(What is being asked) Copy each line holding the string "được".

-------- Provided records

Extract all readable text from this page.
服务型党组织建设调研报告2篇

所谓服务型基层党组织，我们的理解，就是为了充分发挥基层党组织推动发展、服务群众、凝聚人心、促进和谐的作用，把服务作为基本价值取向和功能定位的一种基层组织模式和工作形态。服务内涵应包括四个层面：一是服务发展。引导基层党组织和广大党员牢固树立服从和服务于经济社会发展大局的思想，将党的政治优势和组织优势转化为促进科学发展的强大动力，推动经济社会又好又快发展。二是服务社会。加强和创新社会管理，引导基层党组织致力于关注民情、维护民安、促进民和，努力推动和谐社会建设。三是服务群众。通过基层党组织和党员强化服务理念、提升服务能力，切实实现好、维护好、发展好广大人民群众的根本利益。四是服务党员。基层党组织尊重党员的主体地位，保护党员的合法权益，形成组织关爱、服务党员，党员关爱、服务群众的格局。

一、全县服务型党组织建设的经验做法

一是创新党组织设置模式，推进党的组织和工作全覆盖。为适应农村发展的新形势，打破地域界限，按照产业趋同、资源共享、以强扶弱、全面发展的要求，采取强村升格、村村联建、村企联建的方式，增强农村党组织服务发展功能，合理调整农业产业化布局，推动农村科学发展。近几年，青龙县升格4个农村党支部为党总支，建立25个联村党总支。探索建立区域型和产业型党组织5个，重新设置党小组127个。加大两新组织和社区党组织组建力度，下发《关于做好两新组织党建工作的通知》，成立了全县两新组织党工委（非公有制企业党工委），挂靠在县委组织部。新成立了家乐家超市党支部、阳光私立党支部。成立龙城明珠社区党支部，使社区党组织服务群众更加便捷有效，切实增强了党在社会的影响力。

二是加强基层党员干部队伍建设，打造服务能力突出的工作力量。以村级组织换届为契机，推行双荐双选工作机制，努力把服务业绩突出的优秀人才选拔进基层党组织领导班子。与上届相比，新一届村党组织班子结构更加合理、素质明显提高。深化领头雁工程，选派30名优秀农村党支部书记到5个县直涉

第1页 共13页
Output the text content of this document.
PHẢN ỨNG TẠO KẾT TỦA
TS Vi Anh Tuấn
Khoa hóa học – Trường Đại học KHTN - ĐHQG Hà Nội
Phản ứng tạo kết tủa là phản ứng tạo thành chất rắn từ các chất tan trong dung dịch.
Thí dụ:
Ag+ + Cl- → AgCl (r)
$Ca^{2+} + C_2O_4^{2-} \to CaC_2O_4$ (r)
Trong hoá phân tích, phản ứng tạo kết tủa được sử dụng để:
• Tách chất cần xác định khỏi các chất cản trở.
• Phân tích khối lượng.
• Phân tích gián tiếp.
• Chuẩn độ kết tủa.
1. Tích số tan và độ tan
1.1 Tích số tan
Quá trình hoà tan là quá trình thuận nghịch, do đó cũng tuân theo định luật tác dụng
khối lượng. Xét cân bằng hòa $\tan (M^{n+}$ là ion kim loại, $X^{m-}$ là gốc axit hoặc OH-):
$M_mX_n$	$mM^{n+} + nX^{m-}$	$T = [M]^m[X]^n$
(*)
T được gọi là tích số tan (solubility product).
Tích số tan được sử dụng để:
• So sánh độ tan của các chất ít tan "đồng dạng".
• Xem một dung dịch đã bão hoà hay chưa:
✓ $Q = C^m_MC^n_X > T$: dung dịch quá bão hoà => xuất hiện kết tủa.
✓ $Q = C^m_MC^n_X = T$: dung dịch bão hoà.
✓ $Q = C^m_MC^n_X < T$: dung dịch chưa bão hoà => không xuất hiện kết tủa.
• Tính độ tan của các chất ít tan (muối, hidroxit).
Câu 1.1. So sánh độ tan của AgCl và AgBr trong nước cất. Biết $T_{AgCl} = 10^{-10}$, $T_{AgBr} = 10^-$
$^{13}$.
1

----------------

(Output)
Trong hoá phân tích, phản ứng tạo kết tủa được sử dụng để:
T được gọi là tích số tan (solubility product).
Tích số tan được sử dụng để:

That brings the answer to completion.